Collected data entries:
-- -- --
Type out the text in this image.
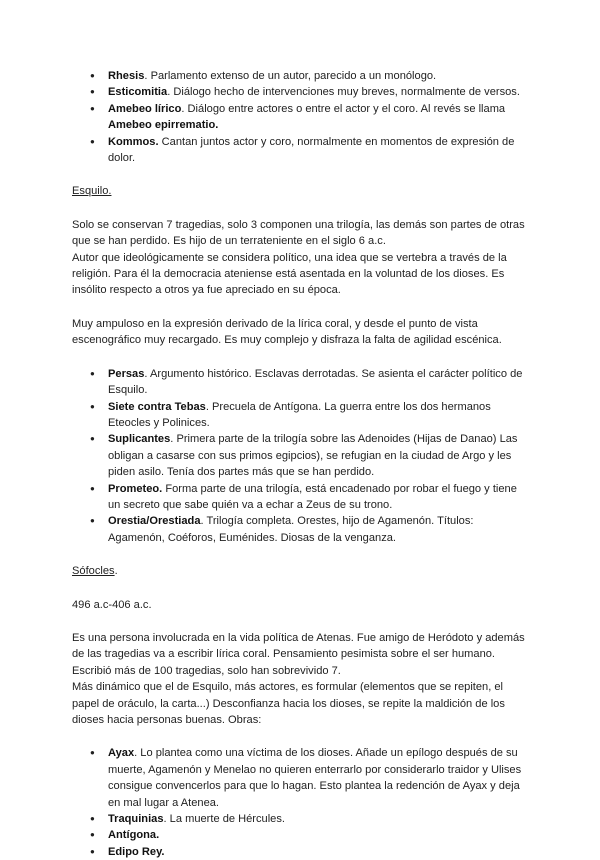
● Rhesis. Parlamento extenso de un autor, parecido a un monólogo.
● Esticomitia. Diálogo hecho de intervenciones muy breves, normalmente de versos.
● Amebeo lírico. Diálogo entre actores o entre el actor y el coro. Al revés se llama
Amebeo epirrematio.
● Kommos. Cantan juntos actor y coro, normalmente en momentos de expresión de dolor.

Esquilo.

Solo se conservan 7 tragedias, solo 3 componen una trilogía, las demás son partes de otras que se han perdido. Es hijo de un terrateniente en el siglo 6 a.c.

Autor que ideológicamente se considera político, una idea que se vertebra a través de la religión. Para él la democracia ateniense está asentada en la voluntad de los dioses. Es insólito respecto a otros ya fue apreciado en su época.

Muy ampuloso en la expresión derivado de la lírica coral, y desde el punto de vista escenográfico muy recargado. Es muy complejo y disfraza la falta de agilidad escénica.

● Persas. Argumento histórico. Esclavas derrotadas. Se asienta el carácter político de Esquilo.
● Siete contra Tebas. Precuela de Antígona. La guerra entre los dos hermanos Eteocles y Polinices.
● Suplicantes. Primera parte de la trilogía sobre las Adenoides (Hijas de Danao) Las obligan a casarse con sus primos egipcios), se refugian en la ciudad de Argo y les piden asilo. Tenía dos partes más que se han perdido.
● Prometeo. Forma parte de una trilogía, está encadenado por robar el fuego y tiene un secreto que sabe quién va a echar a Zeus de su trono.
● Orestia/Orestiada. Trilogía completa. Orestes, hijo de Agamenón. Títulos: Agamenón, Coéforos, Euménides. Diosas de la venganza.

Sófocles.

496 a.c-406 a.c.

Es una persona involucrada en la vida política de Atenas. Fue amigo de Heródoto y además de las tragedias va a escribir lírica coral. Pensamiento pesimista sobre el ser humano. Escribió más de 100 tragedias, solo han sobrevivido 7.

Más dinámico que el de Esquilo, más actores, es formular (elementos que se repiten, el papel de oráculo, la carta...) Desconfianza hacia los dioses, se repite la maldición de los dioses hacia personas buenas. Obras:

● Ayax. Lo plantea como una víctima de los dioses. Añade un epílogo después de su muerte, Agamenón y Menelao no quieren enterrarlo por considerarlo traidor y Ulises consigue convencerlos para que lo hagan. Esto plantea la redención de Ayax y deja en mal lugar a Atenea.
● Traquinias. La muerte de Hércules.
● Antígona.
● Edipo Rey.
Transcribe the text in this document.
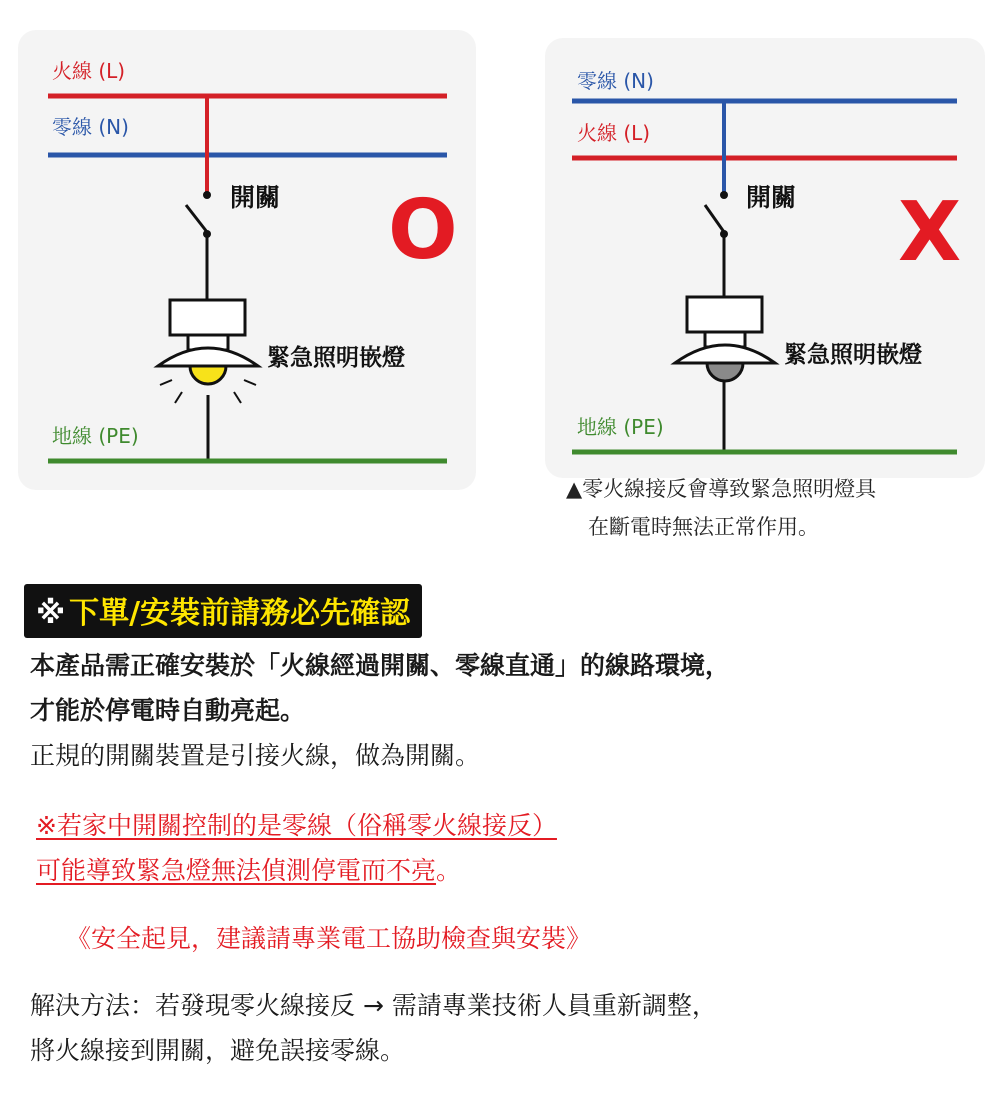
火線 (L)
零線 (N)
開關
緊急照明嵌燈
地線 (PE)
O
零線 (N)
火線 (L)
開關
緊急照明嵌燈
地線 (PE)
X
▲零火線接反會導致緊急照明燈具
在斷電時無法正常作用。
※ 下單/安裝前請務必先確認
本產品需正確安裝於「火線經過開關、零線直通」的線路環境，
才能於停電時自動亮起。
正規的開關裝置是引接火線，做為開關。
※若家中開關控制的是零線（俗稱零火線接反）
可能導致緊急燈無法偵測停電而不亮。
《安全起見，建議請專業電工協助檢查與安裝》
解決方法：若發現零火線接反 → 需請專業技術人員重新調整，
將火線接到開關，避免誤接零線。
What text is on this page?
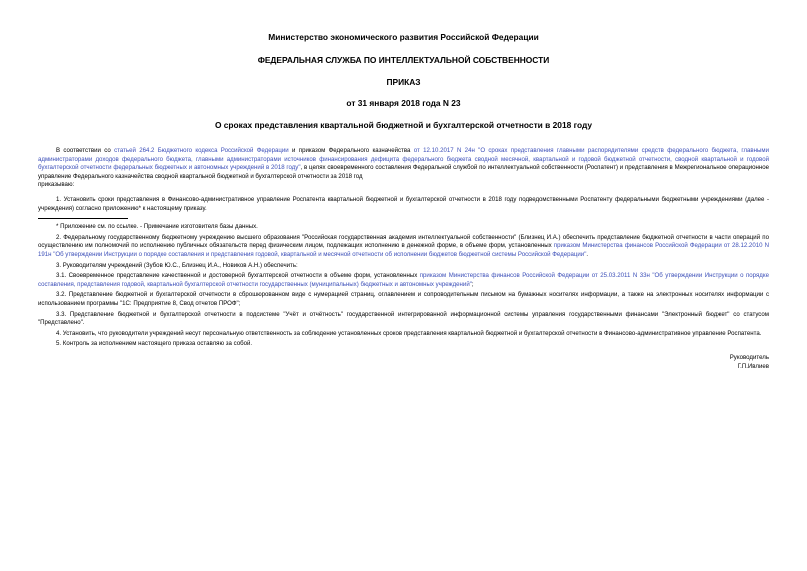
Министерство экономического развития Российской Федерации
ФЕДЕРАЛЬНАЯ СЛУЖБА ПО ИНТЕЛЛЕКТУАЛЬНОЙ СОБСТВЕННОСТИ
ПРИКАЗ
от 31 января 2018 года N 23
О сроках представления квартальной бюджетной и бухгалтерской отчетности в 2018 году

В соответствии со статьей 264.2 Бюджетного кодекса Российской Федерации и приказом Федерального казначейства от 12.10.2017 N 24н "О сроках представления главными распорядителями средств федерального бюджета, главными администраторами доходов федерального бюджета, главными администраторами источников финансирования дефицита федерального бюджета сводной месячной, квартальной и годовой бюджетной отчетности, сводной квартальной и годовой бухгалтерской отчетности федеральных бюджетных и автономных учреждений в 2018 году", в целях своевременного составления Федеральной службой по интеллектуальной собственности (Роспатент) и представления в Межрегиональное операционное управление Федерального казначейства сводной квартальной бюджетной и бухгалтерской отчетности за 2018 год

приказываю:

1. Установить сроки представления в Финансово-административное управление Роспатента квартальной бюджетной и бухгалтерской отчетности в 2018 году подведомственными Роспатенту федеральными бюджетными учреждениями (далее - учреждения) согласно приложению* к настоящему приказу.

* Приложение см. по ссылке. - Примечание изготовителя базы данных.

2. Федеральному государственному бюджетному учреждению высшего образования "Российская государственная академия интеллектуальной собственности" (Близнец И.А.) обеспечить представление бюджетной отчетности в части операций по осуществлению им полномочий по исполнению публичных обязательств перед физическим лицом, подлежащих исполнению в денежной форме, в объеме форм, установленных приказом Министерства финансов Российской Федерации от 28.12.2010 N 191н "Об утверждении Инструкции о порядке составления и представления годовой, квартальной и месячной отчетности об исполнении бюджетов бюджетной системы Российской Федерации".

3. Руководителям учреждений (Зубов Ю.С., Близнец И.А., Новиков А.Н.) обеспечить:

3.1. Своевременное представление качественной и достоверной бухгалтерской отчетности в объеме форм, установленных приказом Министерства финансов Российской Федерации от 25.03.2011 N 33н "Об утверждении Инструкции о порядке составления, представления годовой, квартальной бухгалтерской отчетности государственных (муниципальных) бюджетных и автономных учреждений";

3.2. Представление бюджетной и бухгалтерской отчетности в сброшюрованном виде с нумерацией страниц, оглавлением и сопроводительным письмом на бумажных носителях информации, а также на электронных носителях информации с использованием программы "1С: Предприятие 8, Свод отчетов ПРОФ";

3.3. Представление бюджетной и бухгалтерской отчетности в подсистеме "Учёт и отчётность" государственной интегрированной информационной системы управления государственными финансами "Электронный бюджет" со статусом "Представлено".

4. Установить, что руководители учреждений несут персональную ответственность за соблюдение установленных сроков представления квартальной бюджетной и бухгалтерской отчетности в Финансово-административное управление Роспатента.

5. Контроль за исполнением настоящего приказа оставляю за собой.

Руководитель
Г.П.Ивлиев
-- -- --
List every line above containing the word "месячной".

→ **The answer**:
В соответствии со статьей 264.2 Бюджетного кодекса Российской Федерации и приказом Федерального казначейства от 12.10.2017 N 24н "О сроках представления главными распорядителями средств федерального бюджета, главными администраторами доходов федерального бюджета, главными администраторами источников финансирования дефицита федерального бюджета сводной месячной, квартальной и годовой бюджетной отчетности, сводной квартальной и годовой бухгалтерской отчетности федеральных бюджетных и автономных учреждений в 2018 году", в целях своевременного составления Федеральной службой по интеллектуальной собственности (Роспатент) и представления в Межрегиональное операционное управление Федерального казначейства сводной квартальной бюджетной и бухгалтерской отчетности за 2018 год
2. Федеральному государственному бюджетному учреждению высшего образования "Российская государственная академия интеллектуальной собственности" (Близнец И.А.) обеспечить представление бюджетной отчетности в части операций по осуществлению им полномочий по исполнению публичных обязательств перед физическим лицом, подлежащих исполнению в денежной форме, в объеме форм, установленных приказом Министерства финансов Российской Федерации от 28.12.2010 N 191н "Об утверждении Инструкции о порядке составления и представления годовой, квартальной и месячной отчетности об исполнении бюджетов бюджетной системы Российской Федерации".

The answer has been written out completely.